■ Stated problem ■
Nothing may be dropped or altered: reproduce all the data.

■ Extracted material ■

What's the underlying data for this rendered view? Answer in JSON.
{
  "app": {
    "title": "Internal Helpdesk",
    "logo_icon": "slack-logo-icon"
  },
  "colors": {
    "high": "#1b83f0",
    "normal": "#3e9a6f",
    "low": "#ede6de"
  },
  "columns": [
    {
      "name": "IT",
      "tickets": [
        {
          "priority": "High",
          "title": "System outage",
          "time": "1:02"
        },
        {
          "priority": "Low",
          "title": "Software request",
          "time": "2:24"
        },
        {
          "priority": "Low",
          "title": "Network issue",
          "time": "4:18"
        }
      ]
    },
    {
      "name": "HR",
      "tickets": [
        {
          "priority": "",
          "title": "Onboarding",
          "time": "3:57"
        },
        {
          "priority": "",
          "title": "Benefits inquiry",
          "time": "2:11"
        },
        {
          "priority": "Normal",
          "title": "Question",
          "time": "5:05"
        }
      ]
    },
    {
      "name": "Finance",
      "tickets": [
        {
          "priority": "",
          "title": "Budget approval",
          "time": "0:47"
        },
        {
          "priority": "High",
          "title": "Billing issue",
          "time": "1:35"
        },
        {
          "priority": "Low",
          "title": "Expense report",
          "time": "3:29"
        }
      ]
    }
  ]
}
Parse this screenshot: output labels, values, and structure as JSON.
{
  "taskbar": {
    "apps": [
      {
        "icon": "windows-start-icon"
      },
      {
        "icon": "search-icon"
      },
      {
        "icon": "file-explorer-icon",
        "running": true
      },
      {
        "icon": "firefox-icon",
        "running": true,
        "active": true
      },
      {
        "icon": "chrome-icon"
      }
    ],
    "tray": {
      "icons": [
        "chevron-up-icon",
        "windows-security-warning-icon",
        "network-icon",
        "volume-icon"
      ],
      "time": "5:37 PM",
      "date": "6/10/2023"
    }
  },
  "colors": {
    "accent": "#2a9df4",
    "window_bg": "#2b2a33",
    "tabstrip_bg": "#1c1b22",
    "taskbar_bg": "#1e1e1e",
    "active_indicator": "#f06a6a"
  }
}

■ Reply ■
What's the underlying data for this rendered view? Answer in JSON.
{
  "app": {
    "title": "Internal Helpdesk",
    "logo_icon": "slack-logo-icon"
  },
  "colors": {
    "high": "#1b83f0",
    "normal": "#3e9a6f",
    "low": "#ede6de"
  },
  "columns": [
    {
      "name": "IT",
      "tickets": [
        {
          "priority": "High",
          "title": "System outage",
          "time": "1:02"
        },
        {
          "priority": "Low",
          "title": "Software request",
          "time": "2:24"
        },
        {
          "priority": "Low",
          "title": "Network issue",
          "time": "4:18"
        }
      ]
    },
    {
      "name": "HR",
      "tickets": [
        {
          "priority": "",
          "title": "Onboarding",
          "time": "3:57"
        },
        {
          "priority": "",
          "title": "Benefits inquiry",
          "time": "2:11"
        },
        {
          "priority": "Normal",
          "title": "Question",
          "time": "5:05"
        }
      ]
    },
    {
      "name": "Finance",
      "tickets": [
        {
          "priority": "",
          "title": "Budget approval",
          "time": "0:47"
        },
        {
          "priority": "High",
          "title": "Billing issue",
          "time": "1:35"
        },
        {
          "priority": "Low",
          "title": "Expense report",
          "time": "3:29"
        }
      ]
    }
  ]
}
Parse this screenshot: output labels, values, and structure as JSON.
{
  "taskbar": {
    "apps": [
      {
        "icon": "windows-start-icon"
      },
      {
        "icon": "search-icon"
      },
      {
        "icon": "file-explorer-icon",
        "running": true
      },
      {
        "icon": "firefox-icon",
        "running": true,
        "active": true
      },
      {
        "icon": "chrome-icon"
      }
    ],
    "tray": {
      "icons": [
        "chevron-up-icon",
        "windows-security-warning-icon",
        "network-icon",
        "volume-icon"
      ],
      "time": "5:37 PM",
      "date": "6/10/2023"
    }
  },
  "colors": {
    "accent": "#2a9df4",
    "window_bg": "#2b2a33",
    "tabstrip_bg": "#1c1b22",
    "taskbar_bg": "#1e1e1e",
    "active_indicator": "#f06a6a"
  }
}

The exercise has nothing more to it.